**What the task requires:** Without the pictures, print each of the records below exactly as it appears.

— START OF Data rows —

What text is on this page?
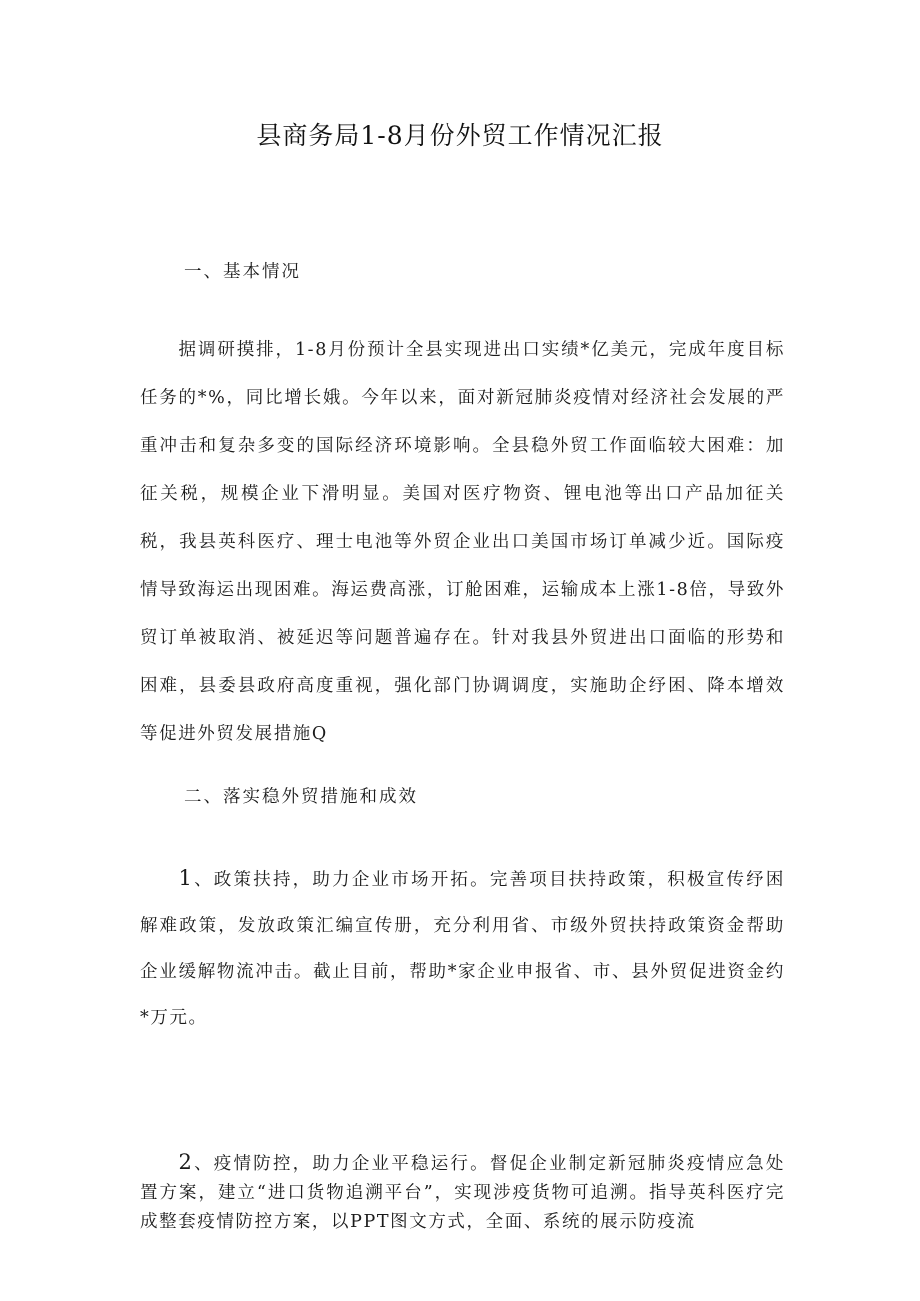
县商务局1-8月份外贸工作情况汇报
一、基本情况

据调研摸排，1-8月份预计全县实现进出口实绩*亿美元，完成年度目标任务的*%，同比增长娥。今年以来，面对新冠肺炎疫情对经济社会发展的严重冲击和复杂多变的国际经济环境影响。全县稳外贸工作面临较大困难：加征关税，规模企业下滑明显。美国对医疗物资、锂电池等出口产品加征关税，我县英科医疗、理士电池等外贸企业出口美国市场订单减少近。国际疫情导致海运出现困难。海运费高涨，订舱困难，运输成本上涨1-8倍，导致外贸订单被取消、被延迟等问题普遍存在。针对我县外贸进出口面临的形势和困难，县委县政府高度重视，强化部门协调调度，实施助企纾困、降本增效等促进外贸发展措施Q

二、落实稳外贸措施和成效

1、政策扶持，助力企业市场开拓。完善项目扶持政策，积极宣传纾困解难政策，发放政策汇编宣传册，充分利用省、市级外贸扶持政策资金帮助企业缓解物流冲击。截止目前，帮助*家企业申报省、市、县外贸促进资金约*万元。

2、疫情防控，助力企业平稳运行。督促企业制定新冠肺炎疫情应急处置方案，建立“进口货物追溯平台”，实现涉疫货物可追溯。指导英科医疗完成整套疫情防控方案，以PPT图文方式，全面、系统的展示防疫流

— END OF Data rows —

**Full solution:**
What text is on this page?
县商务局1-8月份外贸工作情况汇报
一、基本情况

据调研摸排，1-8月份预计全县实现进出口实绩*亿美元，完成年度目标任务的*%，同比增长娥。今年以来，面对新冠肺炎疫情对经济社会发展的严重冲击和复杂多变的国际经济环境影响。全县稳外贸工作面临较大困难：加征关税，规模企业下滑明显。美国对医疗物资、锂电池等出口产品加征关税，我县英科医疗、理士电池等外贸企业出口美国市场订单减少近。国际疫情导致海运出现困难。海运费高涨，订舱困难，运输成本上涨1-8倍，导致外贸订单被取消、被延迟等问题普遍存在。针对我县外贸进出口面临的形势和困难，县委县政府高度重视，强化部门协调调度，实施助企纾困、降本增效等促进外贸发展措施Q

二、落实稳外贸措施和成效

1、政策扶持，助力企业市场开拓。完善项目扶持政策，积极宣传纾困解难政策，发放政策汇编宣传册，充分利用省、市级外贸扶持政策资金帮助企业缓解物流冲击。截止目前，帮助*家企业申报省、市、县外贸促进资金约*万元。

2、疫情防控，助力企业平稳运行。督促企业制定新冠肺炎疫情应急处置方案，建立“进口货物追溯平台”，实现涉疫货物可追溯。指导英科医疗完成整套疫情防控方案，以PPT图文方式，全面、系统的展示防疫流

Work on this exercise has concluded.